■ WHAT NEEDS TO BE DONE ■
Report every line from the material that contains the word "channel".

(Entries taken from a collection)
-- -- --

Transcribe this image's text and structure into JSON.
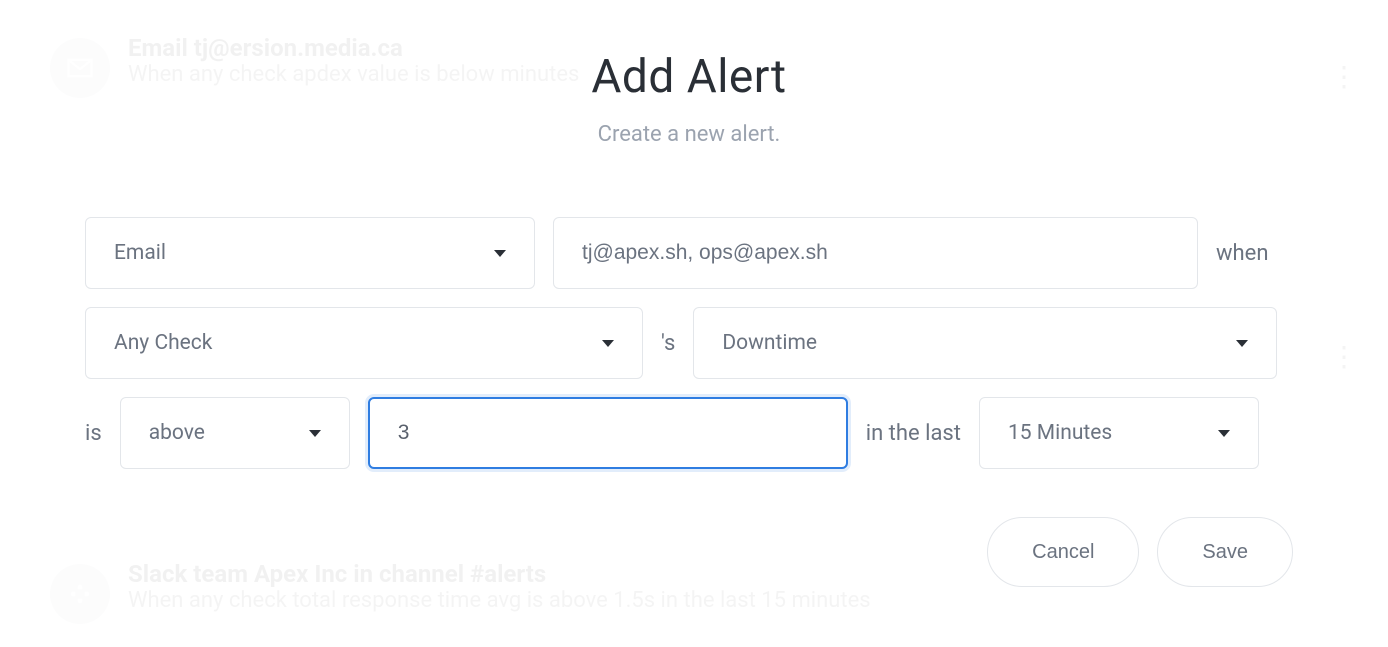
{
  "modal": {
    "title": "Add Alert",
    "subtitle": "Create a new alert."
  },
  "form": {
    "channel": "Email",
    "recipients": "tj@apex.sh, ops@apex.sh",
    "when_label": "when",
    "check": "Any Check",
    "possessive_label": "'s",
    "metric": "Downtime",
    "is_label": "is",
    "comparator": "above",
    "value": "3",
    "in_last_label": "in the last",
    "timeframe": "15 Minutes"
  },
  "actions": {
    "cancel": "Cancel",
    "save": "Save"
  },
  "background": {
    "top_title": "Email tj@ersion.media.ca",
    "top_sub": "When any check apdex value is below                          minutes",
    "bottom_title": "Slack team Apex Inc in channel #alerts",
    "bottom_sub": "When any check total response time avg is above 1.5s in the last 15 minutes"
  }
}
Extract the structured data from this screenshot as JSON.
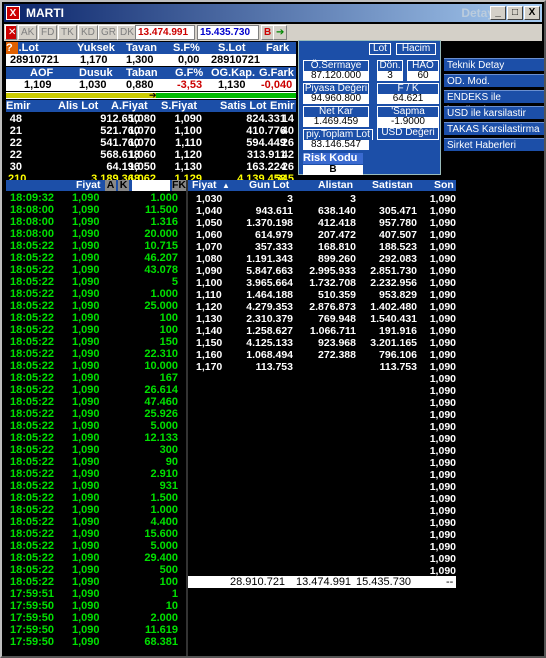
{
  "window": {
    "icon": "X",
    "title": "MARTI",
    "title_right": "Detay",
    "min": "_",
    "max": "□",
    "close": "X"
  },
  "toolbar": {
    "buttons": [
      "AK",
      "FD",
      "TK",
      "KD",
      "GR",
      "DK"
    ],
    "field1": "13.474.991",
    "field2": "15.435.730",
    "b_label": "B"
  },
  "summary": {
    "h1": [
      "G.Lot",
      "Yuksek",
      "Tavan",
      "S.F%",
      "S.Lot",
      "Fark"
    ],
    "v1": [
      "28910721",
      "1,170",
      "1,300",
      "0,00",
      "28910721",
      ""
    ],
    "h2": [
      "AOF",
      "Dusuk",
      "Taban",
      "G.F%",
      "OG.Kap.",
      "G.Fark"
    ],
    "v2": [
      "1,109",
      "1,030",
      "0,880",
      "-3,53",
      "1,130",
      "-0,040"
    ]
  },
  "depth": {
    "headers": [
      "Emir",
      "Alis Lot",
      "A.Fiyat",
      "S.Fiyat",
      "Satis Lot",
      "Emir"
    ],
    "rows": [
      [
        "48",
        "912.650",
        "1,080",
        "1,090",
        "824.331",
        "14"
      ],
      [
        "21",
        "521.760",
        "1,070",
        "1,100",
        "410.776",
        "40"
      ],
      [
        "22",
        "541.760",
        "1,070",
        "1,110",
        "594.449",
        "26"
      ],
      [
        "22",
        "568.618",
        "1,060",
        "1,120",
        "313.911",
        "42"
      ],
      [
        "30",
        "64.196",
        "1,050",
        "1,130",
        "163.224",
        "26"
      ]
    ],
    "total": [
      "210",
      "3.189.368",
      "1,062",
      "1,129",
      "4.139.458",
      "345"
    ]
  },
  "panel": {
    "lot": "Lot",
    "hacim": "Hacim",
    "o_sermaye": "Ö.Sermaye",
    "o_sermaye_val": "87.120.000",
    "don": "Dön.",
    "don_val": "3",
    "hao": "HAO",
    "hao_val": "60",
    "piyasa": "Piyasa Değeri",
    "piyasa_val": "94.960.800",
    "fk": "F / K",
    "fk_val": "64.621",
    "netkar": "Net Kar",
    "netkar_val": "1.469.459",
    "sapma": "'Sapma",
    "sapma_val": "-1.9000",
    "piy_toplam": "piy.Toplam Lot",
    "piy_toplam_val": "83.146.547",
    "usd": "USD Değeri",
    "risk": "Risk Kodu",
    "risk_val": "B"
  },
  "menu": [
    "Teknik Detay",
    "OD. Mod.",
    "ENDEKS ile karsilastir",
    "USD ile karsilastir",
    "TAKAS Karsilastirma",
    "Sirket Haberleri"
  ],
  "trades_header": {
    "time": "",
    "price": "Fiyat",
    "a": "A",
    "k": "K",
    "lot": "",
    "fk": "FK"
  },
  "trades": [
    [
      "18:09:32",
      "1,090",
      "1.000"
    ],
    [
      "18:08:00",
      "1,090",
      "11.500"
    ],
    [
      "18:08:00",
      "1,090",
      "1.316"
    ],
    [
      "18:08:00",
      "1,090",
      "20.000"
    ],
    [
      "18:05:22",
      "1,090",
      "10.715"
    ],
    [
      "18:05:22",
      "1,090",
      "46.207"
    ],
    [
      "18:05:22",
      "1,090",
      "43.078"
    ],
    [
      "18:05:22",
      "1,090",
      "5"
    ],
    [
      "18:05:22",
      "1,090",
      "1.000"
    ],
    [
      "18:05:22",
      "1,090",
      "25.000"
    ],
    [
      "18:05:22",
      "1,090",
      "100"
    ],
    [
      "18:05:22",
      "1,090",
      "100"
    ],
    [
      "18:05:22",
      "1,090",
      "150"
    ],
    [
      "18:05:22",
      "1,090",
      "22.310"
    ],
    [
      "18:05:22",
      "1,090",
      "10.000"
    ],
    [
      "18:05:22",
      "1,090",
      "167"
    ],
    [
      "18:05:22",
      "1,090",
      "26.614"
    ],
    [
      "18:05:22",
      "1,090",
      "47.460"
    ],
    [
      "18:05:22",
      "1,090",
      "25.926"
    ],
    [
      "18:05:22",
      "1,090",
      "5.000"
    ],
    [
      "18:05:22",
      "1,090",
      "12.133"
    ],
    [
      "18:05:22",
      "1,090",
      "300"
    ],
    [
      "18:05:22",
      "1,090",
      "90"
    ],
    [
      "18:05:22",
      "1,090",
      "2.910"
    ],
    [
      "18:05:22",
      "1,090",
      "931"
    ],
    [
      "18:05:22",
      "1,090",
      "1.500"
    ],
    [
      "18:05:22",
      "1,090",
      "1.000"
    ],
    [
      "18:05:22",
      "1,090",
      "4.400"
    ],
    [
      "18:05:22",
      "1,090",
      "15.600"
    ],
    [
      "18:05:22",
      "1,090",
      "5.000"
    ],
    [
      "18:05:22",
      "1,090",
      "29.400"
    ],
    [
      "18:05:22",
      "1,090",
      "500"
    ],
    [
      "18:05:22",
      "1,090",
      "100"
    ],
    [
      "17:59:51",
      "1,090",
      "1"
    ],
    [
      "17:59:50",
      "1,090",
      "10"
    ],
    [
      "17:59:50",
      "1,090",
      "2.000"
    ],
    [
      "17:59:50",
      "1,090",
      "11.619"
    ],
    [
      "17:59:50",
      "1,090",
      "68.381"
    ]
  ],
  "levels_header": [
    "Fiyat",
    "Gun Lot",
    "Alistan",
    "Satistan",
    "Son"
  ],
  "levels": [
    [
      "1,030",
      "3",
      "3",
      "",
      ""
    ],
    [
      "1,040",
      "943.611",
      "638.140",
      "305.471",
      ""
    ],
    [
      "1,050",
      "1.370.198",
      "412.418",
      "957.780",
      ""
    ],
    [
      "1,060",
      "614.979",
      "207.472",
      "407.507",
      ""
    ],
    [
      "1,070",
      "357.333",
      "168.810",
      "188.523",
      ""
    ],
    [
      "1,080",
      "1.191.343",
      "899.260",
      "292.083",
      ""
    ],
    [
      "1,090",
      "5.847.663",
      "2.995.933",
      "2.851.730",
      ""
    ],
    [
      "1,100",
      "3.965.664",
      "1.732.708",
      "2.232.956",
      ""
    ],
    [
      "1,110",
      "1.464.188",
      "510.359",
      "953.829",
      ""
    ],
    [
      "1,120",
      "4.279.353",
      "2.876.873",
      "1.402.480",
      ""
    ],
    [
      "1,130",
      "2.310.379",
      "769.948",
      "1.540.431",
      ""
    ],
    [
      "1,140",
      "1.258.627",
      "1.066.711",
      "191.916",
      ""
    ],
    [
      "1,150",
      "4.125.133",
      "923.968",
      "3.201.165",
      ""
    ],
    [
      "1,160",
      "1.068.494",
      "272.388",
      "796.106",
      ""
    ],
    [
      "1,170",
      "113.753",
      "",
      "113.753",
      ""
    ]
  ],
  "son_value": "1,090",
  "totals": {
    "total": "28.910.721",
    "alis": "13.474.991",
    "satis": "15.435.730",
    "dash": "--"
  }
}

-- -- --

■ EXERCISE RESULT ■
    "channel": "Email",
    "bottom_title": "Slack team Apex Inc in channel #alerts",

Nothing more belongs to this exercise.